- _WRITTEN INSTRUCTION_: Identify each line below containing the string "xlabel" and copy it.

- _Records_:
——————

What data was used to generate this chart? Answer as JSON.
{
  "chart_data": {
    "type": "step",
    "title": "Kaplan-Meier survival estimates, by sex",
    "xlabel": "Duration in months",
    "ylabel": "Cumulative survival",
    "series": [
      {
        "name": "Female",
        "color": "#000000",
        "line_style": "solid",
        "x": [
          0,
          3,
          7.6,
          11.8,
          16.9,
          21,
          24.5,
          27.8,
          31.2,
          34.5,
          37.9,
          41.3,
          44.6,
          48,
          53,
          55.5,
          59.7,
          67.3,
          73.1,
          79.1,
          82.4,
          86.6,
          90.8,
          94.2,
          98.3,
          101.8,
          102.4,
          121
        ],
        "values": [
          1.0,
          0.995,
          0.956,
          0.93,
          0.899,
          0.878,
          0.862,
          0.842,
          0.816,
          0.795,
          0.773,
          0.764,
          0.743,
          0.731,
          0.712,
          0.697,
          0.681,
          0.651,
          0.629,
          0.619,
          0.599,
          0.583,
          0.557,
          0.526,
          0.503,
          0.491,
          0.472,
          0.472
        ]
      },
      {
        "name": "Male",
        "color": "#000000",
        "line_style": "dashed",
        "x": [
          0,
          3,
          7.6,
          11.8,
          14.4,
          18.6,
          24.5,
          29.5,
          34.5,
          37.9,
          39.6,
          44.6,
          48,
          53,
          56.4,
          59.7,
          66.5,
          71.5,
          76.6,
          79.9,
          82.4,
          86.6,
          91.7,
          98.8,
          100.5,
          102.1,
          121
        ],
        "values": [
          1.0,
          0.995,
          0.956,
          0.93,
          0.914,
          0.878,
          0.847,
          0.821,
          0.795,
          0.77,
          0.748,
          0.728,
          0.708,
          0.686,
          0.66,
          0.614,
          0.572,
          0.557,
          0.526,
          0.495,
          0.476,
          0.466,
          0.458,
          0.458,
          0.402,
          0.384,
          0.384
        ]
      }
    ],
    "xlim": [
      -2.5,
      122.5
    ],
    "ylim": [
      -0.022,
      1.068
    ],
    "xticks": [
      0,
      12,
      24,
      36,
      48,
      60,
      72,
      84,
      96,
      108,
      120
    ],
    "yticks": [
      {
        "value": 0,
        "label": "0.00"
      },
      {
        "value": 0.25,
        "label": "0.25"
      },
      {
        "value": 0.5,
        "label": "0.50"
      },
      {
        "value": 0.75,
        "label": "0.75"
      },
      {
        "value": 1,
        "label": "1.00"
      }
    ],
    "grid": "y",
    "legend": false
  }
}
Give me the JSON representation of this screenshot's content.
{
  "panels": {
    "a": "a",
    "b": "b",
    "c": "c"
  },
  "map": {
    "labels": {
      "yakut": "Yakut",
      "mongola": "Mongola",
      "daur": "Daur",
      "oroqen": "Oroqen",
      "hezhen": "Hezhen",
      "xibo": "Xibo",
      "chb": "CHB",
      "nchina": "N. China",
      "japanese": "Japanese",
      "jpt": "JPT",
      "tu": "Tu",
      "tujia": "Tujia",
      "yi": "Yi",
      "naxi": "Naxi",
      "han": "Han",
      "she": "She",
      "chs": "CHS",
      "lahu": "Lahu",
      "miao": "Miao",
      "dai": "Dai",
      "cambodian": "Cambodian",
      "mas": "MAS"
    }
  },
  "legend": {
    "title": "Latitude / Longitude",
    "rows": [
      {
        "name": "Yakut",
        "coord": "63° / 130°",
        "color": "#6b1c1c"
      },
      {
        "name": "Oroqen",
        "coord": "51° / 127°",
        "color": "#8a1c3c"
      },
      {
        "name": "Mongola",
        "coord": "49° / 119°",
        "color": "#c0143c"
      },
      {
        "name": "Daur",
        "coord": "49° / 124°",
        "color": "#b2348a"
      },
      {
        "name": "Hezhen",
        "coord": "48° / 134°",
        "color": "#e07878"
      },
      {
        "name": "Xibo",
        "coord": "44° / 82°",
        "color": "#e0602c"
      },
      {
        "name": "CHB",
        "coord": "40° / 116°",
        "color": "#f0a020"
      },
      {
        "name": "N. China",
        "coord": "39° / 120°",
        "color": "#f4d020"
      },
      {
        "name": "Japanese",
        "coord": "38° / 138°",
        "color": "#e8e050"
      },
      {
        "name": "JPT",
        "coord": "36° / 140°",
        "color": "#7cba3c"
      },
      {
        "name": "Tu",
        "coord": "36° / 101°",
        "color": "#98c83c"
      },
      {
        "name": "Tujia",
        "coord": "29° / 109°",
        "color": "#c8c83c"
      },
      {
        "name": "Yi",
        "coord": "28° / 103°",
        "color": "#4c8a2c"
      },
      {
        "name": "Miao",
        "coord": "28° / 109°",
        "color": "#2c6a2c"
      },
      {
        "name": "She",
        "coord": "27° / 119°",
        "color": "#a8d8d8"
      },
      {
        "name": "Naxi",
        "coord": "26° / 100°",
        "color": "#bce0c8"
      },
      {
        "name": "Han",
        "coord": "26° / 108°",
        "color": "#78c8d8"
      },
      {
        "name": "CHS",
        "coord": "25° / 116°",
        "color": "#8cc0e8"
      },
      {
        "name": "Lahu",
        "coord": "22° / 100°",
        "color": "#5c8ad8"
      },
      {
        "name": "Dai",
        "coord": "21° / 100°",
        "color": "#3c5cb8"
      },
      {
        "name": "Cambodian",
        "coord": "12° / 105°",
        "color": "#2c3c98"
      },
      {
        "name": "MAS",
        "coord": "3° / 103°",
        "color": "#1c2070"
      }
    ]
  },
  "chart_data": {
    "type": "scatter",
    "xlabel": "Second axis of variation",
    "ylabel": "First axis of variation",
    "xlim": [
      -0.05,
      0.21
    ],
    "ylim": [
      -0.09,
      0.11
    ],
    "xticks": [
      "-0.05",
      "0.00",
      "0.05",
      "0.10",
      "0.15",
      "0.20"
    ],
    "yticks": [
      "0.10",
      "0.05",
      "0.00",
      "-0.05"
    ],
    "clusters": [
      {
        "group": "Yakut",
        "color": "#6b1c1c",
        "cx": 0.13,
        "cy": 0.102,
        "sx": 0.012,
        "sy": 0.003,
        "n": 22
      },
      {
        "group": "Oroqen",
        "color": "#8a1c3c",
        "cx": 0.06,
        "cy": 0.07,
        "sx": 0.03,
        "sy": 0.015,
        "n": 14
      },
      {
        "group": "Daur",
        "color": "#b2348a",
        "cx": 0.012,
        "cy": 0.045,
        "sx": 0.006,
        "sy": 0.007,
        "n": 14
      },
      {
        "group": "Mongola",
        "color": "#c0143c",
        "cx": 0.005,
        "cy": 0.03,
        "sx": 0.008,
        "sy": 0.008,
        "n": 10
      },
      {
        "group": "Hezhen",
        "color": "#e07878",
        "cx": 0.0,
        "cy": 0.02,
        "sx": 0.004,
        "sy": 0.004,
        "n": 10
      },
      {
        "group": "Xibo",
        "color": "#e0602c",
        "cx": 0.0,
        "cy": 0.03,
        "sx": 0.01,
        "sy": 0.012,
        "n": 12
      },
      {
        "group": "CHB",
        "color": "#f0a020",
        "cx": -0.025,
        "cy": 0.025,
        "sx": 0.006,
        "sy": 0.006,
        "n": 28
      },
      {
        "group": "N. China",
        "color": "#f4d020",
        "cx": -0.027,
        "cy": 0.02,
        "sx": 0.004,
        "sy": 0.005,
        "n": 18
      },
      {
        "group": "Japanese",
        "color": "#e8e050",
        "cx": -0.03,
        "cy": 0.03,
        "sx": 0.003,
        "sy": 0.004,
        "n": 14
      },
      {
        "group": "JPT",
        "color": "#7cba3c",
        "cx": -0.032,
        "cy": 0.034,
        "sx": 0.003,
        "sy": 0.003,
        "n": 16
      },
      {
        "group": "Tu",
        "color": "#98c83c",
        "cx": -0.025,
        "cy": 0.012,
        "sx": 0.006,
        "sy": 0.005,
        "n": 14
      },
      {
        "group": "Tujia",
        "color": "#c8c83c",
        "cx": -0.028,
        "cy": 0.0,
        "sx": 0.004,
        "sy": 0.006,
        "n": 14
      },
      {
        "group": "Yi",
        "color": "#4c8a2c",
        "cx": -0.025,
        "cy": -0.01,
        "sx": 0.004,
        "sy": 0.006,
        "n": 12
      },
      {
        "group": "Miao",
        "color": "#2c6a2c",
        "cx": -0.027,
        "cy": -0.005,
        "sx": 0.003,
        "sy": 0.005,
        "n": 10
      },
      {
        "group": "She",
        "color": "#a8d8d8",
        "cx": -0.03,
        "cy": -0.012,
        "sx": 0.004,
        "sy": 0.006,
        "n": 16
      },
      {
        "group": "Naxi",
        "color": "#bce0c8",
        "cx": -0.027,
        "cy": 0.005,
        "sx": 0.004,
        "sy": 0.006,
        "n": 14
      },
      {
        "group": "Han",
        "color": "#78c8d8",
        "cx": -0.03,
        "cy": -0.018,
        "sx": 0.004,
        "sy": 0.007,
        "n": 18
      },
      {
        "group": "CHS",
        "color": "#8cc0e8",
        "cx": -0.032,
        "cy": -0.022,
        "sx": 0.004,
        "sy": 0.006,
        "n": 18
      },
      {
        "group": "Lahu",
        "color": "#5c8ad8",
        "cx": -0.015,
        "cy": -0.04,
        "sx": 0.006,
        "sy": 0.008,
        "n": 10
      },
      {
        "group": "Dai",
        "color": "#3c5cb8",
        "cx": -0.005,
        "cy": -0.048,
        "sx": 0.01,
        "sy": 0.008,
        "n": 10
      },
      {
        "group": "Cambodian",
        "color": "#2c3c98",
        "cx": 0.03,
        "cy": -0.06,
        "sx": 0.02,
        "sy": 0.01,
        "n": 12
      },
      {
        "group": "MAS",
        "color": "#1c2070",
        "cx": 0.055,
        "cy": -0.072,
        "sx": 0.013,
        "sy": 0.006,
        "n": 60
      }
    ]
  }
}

——————

- _IN RESPONSE_:
    "xlabel": "Duration in months",
    "xlabel": "Second axis of variation",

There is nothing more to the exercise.